**Your goal**
From the records below, pull each line that has "Naturvetare".

::::::::::

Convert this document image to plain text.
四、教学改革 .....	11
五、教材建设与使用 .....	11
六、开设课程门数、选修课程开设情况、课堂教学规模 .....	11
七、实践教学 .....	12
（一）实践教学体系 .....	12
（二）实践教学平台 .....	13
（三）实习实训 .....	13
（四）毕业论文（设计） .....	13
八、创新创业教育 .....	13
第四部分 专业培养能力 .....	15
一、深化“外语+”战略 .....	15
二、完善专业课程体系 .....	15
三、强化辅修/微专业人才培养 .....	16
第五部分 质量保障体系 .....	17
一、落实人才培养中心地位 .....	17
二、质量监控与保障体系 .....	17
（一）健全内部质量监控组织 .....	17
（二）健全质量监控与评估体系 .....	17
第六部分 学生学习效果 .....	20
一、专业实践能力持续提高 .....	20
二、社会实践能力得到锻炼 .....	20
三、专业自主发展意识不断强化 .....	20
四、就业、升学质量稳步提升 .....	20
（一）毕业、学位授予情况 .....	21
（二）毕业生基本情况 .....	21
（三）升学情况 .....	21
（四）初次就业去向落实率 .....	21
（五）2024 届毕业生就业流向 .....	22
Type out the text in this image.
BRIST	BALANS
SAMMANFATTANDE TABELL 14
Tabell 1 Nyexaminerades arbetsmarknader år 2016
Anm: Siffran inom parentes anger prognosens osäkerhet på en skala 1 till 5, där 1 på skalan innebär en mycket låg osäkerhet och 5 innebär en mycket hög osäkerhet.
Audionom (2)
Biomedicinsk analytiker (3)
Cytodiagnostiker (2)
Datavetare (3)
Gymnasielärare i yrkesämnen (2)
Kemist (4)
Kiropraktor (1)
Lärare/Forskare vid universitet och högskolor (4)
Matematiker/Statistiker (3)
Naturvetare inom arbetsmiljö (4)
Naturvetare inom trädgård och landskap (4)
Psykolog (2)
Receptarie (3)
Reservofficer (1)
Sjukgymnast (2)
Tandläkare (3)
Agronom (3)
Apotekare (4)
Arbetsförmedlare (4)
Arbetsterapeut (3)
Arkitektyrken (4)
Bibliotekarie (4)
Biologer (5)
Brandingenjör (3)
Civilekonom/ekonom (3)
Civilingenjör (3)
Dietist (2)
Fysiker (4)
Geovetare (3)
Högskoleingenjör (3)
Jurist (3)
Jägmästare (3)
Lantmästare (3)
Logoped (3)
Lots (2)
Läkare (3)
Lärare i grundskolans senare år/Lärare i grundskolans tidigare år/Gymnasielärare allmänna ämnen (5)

::::::::::

**Full solution**
Naturvetare inom arbetsmiljö (4)
Naturvetare inom trädgård och landskap (4)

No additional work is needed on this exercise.